▶ _OBJECTIVE_
Change every "chevron-right-icon" in the material below to "arrow-right-icon", leaving all other text as it is, and omit the pictures from your answer.

▶ _ENTRIES_
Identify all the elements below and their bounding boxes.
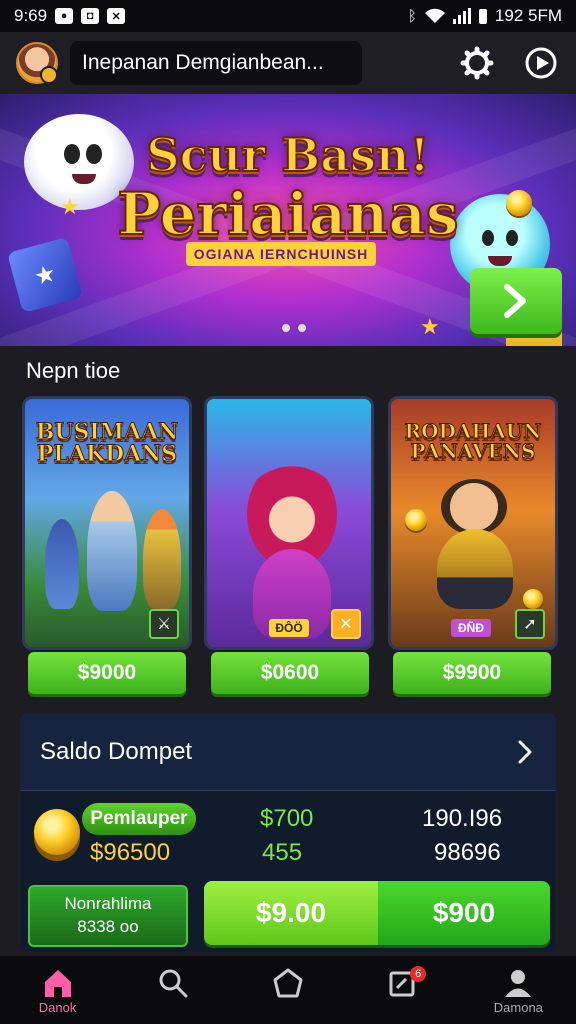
gear-icon[interactable] (460, 46, 494, 80)
wallet-badge: Pemlauper (82, 803, 196, 835)
wallet-panel: Saldo Dompet Pemlauper $96500 $700 455 1… (20, 714, 556, 952)
section-title: Nepn tioe (26, 358, 121, 383)
bluetooth-icon: ᛒ (407, 7, 417, 25)
signal-icon (452, 8, 471, 24)
game-card[interactable]: BUSIMAAN PLAKDANS ⚔ (22, 396, 192, 650)
game-card-title: BUSIMAAN PLAKDANS (35, 419, 179, 467)
wallet-col2-top: $700 (260, 805, 314, 832)
avatar[interactable] (16, 42, 58, 84)
app-notification-icon: ◘ (81, 8, 100, 24)
image-notification-icon: ✕ (107, 8, 126, 24)
promo-banner[interactable]: ★ ★ ★ ★ Scur Basn! Periaianas OGIANA IER… (0, 94, 576, 346)
banner-title-line1: Scur Basn! (145, 127, 430, 183)
header-title-box[interactable]: Inepanan Demgianbean... (70, 41, 362, 85)
game-card-title: RODAHAUN PANAVENS (404, 419, 542, 463)
banner-subtitle: OGIANA IERNCHUINSH (186, 242, 376, 266)
battery-icon (478, 8, 487, 24)
nav-shop[interactable] (243, 966, 333, 1022)
wallet-col2-bottom: 455 (262, 839, 303, 866)
wallet-secondary-label: Nonrahlima (64, 894, 152, 914)
game-card[interactable]: RODAHAUN PANAVENS ÐÑÐ ➚ (388, 396, 558, 650)
sword-icon: ⚔ (149, 609, 179, 639)
arrow-icon: ➚ (515, 609, 545, 639)
play-circle-icon[interactable] (524, 46, 558, 80)
wifi-icon (424, 8, 445, 23)
wallet-secondary-button[interactable]: Nonrahlima 8338 oo (28, 885, 188, 947)
nav-search[interactable] (128, 966, 218, 1022)
notification-badge: 6 (410, 966, 427, 982)
wallet-primary-button[interactable]: $9.00 $900 (204, 881, 550, 945)
header-title: Inepanan Demgianbean... (82, 51, 324, 74)
wallet-secondary-value: 8338 oo (77, 917, 139, 936)
nav-home[interactable]: Danok (13, 966, 103, 1022)
banner-pagination[interactable] (282, 324, 306, 332)
status-right-time: 192 5FM (494, 6, 562, 25)
nav-notifications[interactable]: 6 (358, 966, 448, 1022)
wallet-primary-right[interactable]: $900 (378, 881, 550, 945)
hammer-icon: ✕ (331, 609, 361, 639)
home-icon (44, 970, 71, 997)
banner-title-line2: Periaianas (116, 179, 459, 249)
search-icon (159, 969, 188, 998)
status-bar: 9:69 ● ◘ ✕ ᛒ 192 5FM (0, 0, 576, 32)
chevron-right-icon (504, 284, 526, 318)
banner-next-button[interactable] (470, 268, 562, 334)
game-card[interactable]: ÐÔÖ ✕ (204, 396, 374, 650)
game-card-tag: ÐÑÐ (451, 619, 491, 637)
wallet-col3-bottom: 98696 (434, 839, 501, 866)
chevron-right-icon[interactable] (516, 738, 536, 766)
dice-icon: ★ (7, 237, 83, 313)
game-price-button[interactable]: $0600 (211, 652, 369, 694)
game-price-button[interactable]: $9000 (28, 652, 186, 694)
wallet-primary-left[interactable]: $9.00 (204, 881, 378, 945)
game-card-tag: ÐÔÖ (269, 619, 309, 637)
wallet-amount: $96500 (90, 839, 171, 866)
status-time: 9:69 (14, 6, 48, 25)
pentagon-home-icon (273, 968, 303, 998)
wallet-col3-top: 190.I96 (422, 805, 503, 832)
nav-profile-label: Damona (493, 1000, 543, 1015)
user-icon (505, 970, 532, 997)
wallet-body: Pemlauper $96500 $700 455 190.I96 98696 … (20, 790, 556, 952)
coin-stack-icon (34, 809, 80, 855)
wallet-header[interactable]: Saldo Dompet (20, 714, 556, 790)
game-price-button[interactable]: $9900 (393, 652, 551, 694)
nav-profile[interactable]: Damona (473, 966, 563, 1022)
nav-home-label: Danok (38, 1000, 77, 1015)
notification-icon: ● (55, 8, 74, 24)
bottom-nav: Danok 6 Damona (0, 956, 576, 1024)
wallet-title: Saldo Dompet (40, 738, 193, 765)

▶ _FINAL RESULT_
Identify all the elements below and their bounding boxes.
gear-icon[interactable] (460, 46, 494, 80)
wallet-badge: Pemlauper (82, 803, 196, 835)
wallet-panel: Saldo Dompet Pemlauper $96500 $700 455 1… (20, 714, 556, 952)
section-title: Nepn tioe (26, 358, 121, 383)
bluetooth-icon: ᛒ (407, 7, 417, 25)
signal-icon (452, 8, 471, 24)
game-card[interactable]: BUSIMAAN PLAKDANS ⚔ (22, 396, 192, 650)
game-card-title: BUSIMAAN PLAKDANS (35, 419, 179, 467)
wallet-col2-top: $700 (260, 805, 314, 832)
avatar[interactable] (16, 42, 58, 84)
app-notification-icon: ◘ (81, 8, 100, 24)
image-notification-icon: ✕ (107, 8, 126, 24)
promo-banner[interactable]: ★ ★ ★ ★ Scur Basn! Periaianas OGIANA IER… (0, 94, 576, 346)
banner-title-line1: Scur Basn! (145, 127, 430, 183)
header-title-box[interactable]: Inepanan Demgianbean... (70, 41, 362, 85)
game-card-title: RODAHAUN PANAVENS (404, 419, 542, 463)
banner-subtitle: OGIANA IERNCHUINSH (186, 242, 376, 266)
battery-icon (478, 8, 487, 24)
nav-shop[interactable] (243, 966, 333, 1022)
wallet-col2-bottom: 455 (262, 839, 303, 866)
wallet-secondary-label: Nonrahlima (64, 894, 152, 914)
game-card[interactable]: RODAHAUN PANAVENS ÐÑÐ ➚ (388, 396, 558, 650)
sword-icon: ⚔ (149, 609, 179, 639)
arrow-icon: ➚ (515, 609, 545, 639)
play-circle-icon[interactable] (524, 46, 558, 80)
wifi-icon (424, 8, 445, 23)
wallet-secondary-button[interactable]: Nonrahlima 8338 oo (28, 885, 188, 947)
nav-search[interactable] (128, 966, 218, 1022)
notification-badge: 6 (410, 966, 427, 982)
wallet-primary-button[interactable]: $9.00 $900 (204, 881, 550, 945)
header-title: Inepanan Demgianbean... (82, 51, 324, 74)
wallet-secondary-value: 8338 oo (77, 917, 139, 936)
nav-home[interactable]: Danok (13, 966, 103, 1022)
banner-pagination[interactable] (282, 324, 306, 332)
status-right-time: 192 5FM (494, 6, 562, 25)
nav-notifications[interactable]: 6 (358, 966, 448, 1022)
wallet-primary-right[interactable]: $900 (378, 881, 550, 945)
hammer-icon: ✕ (331, 609, 361, 639)
home-icon (44, 970, 71, 997)
banner-title-line2: Periaianas (116, 179, 459, 249)
search-icon (159, 969, 188, 998)
status-bar: 9:69 ● ◘ ✕ ᛒ 192 5FM (0, 0, 576, 32)
arrow-right-icon (504, 284, 526, 318)
banner-next-button[interactable] (470, 268, 562, 334)
game-card[interactable]: ÐÔÖ ✕ (204, 396, 374, 650)
game-card-tag: ÐÑÐ (451, 619, 491, 637)
wallet-col3-bottom: 98696 (434, 839, 501, 866)
arrow-right-icon[interactable] (516, 738, 536, 766)
dice-icon: ★ (7, 237, 83, 313)
game-price-button[interactable]: $0600 (211, 652, 369, 694)
game-price-button[interactable]: $9000 (28, 652, 186, 694)
wallet-primary-left[interactable]: $9.00 (204, 881, 378, 945)
game-card-tag: ÐÔÖ (269, 619, 309, 637)
wallet-amount: $96500 (90, 839, 171, 866)
status-time: 9:69 (14, 6, 48, 25)
pentagon-home-icon (273, 968, 303, 998)
wallet-col3-top: 190.I96 (422, 805, 503, 832)
nav-profile-label: Damona (493, 1000, 543, 1015)
user-icon (505, 970, 532, 997)
wallet-body: Pemlauper $96500 $700 455 190.I96 98696 … (20, 790, 556, 952)
coin-stack-icon (34, 809, 80, 855)
wallet-header[interactable]: Saldo Dompet (20, 714, 556, 790)
game-price-button[interactable]: $9900 (393, 652, 551, 694)
nav-profile[interactable]: Damona (473, 966, 563, 1022)
nav-home-label: Danok (38, 1000, 77, 1015)
notification-icon: ● (55, 8, 74, 24)
bottom-nav: Danok 6 Damona (0, 956, 576, 1024)
wallet-title: Saldo Dompet (40, 738, 193, 765)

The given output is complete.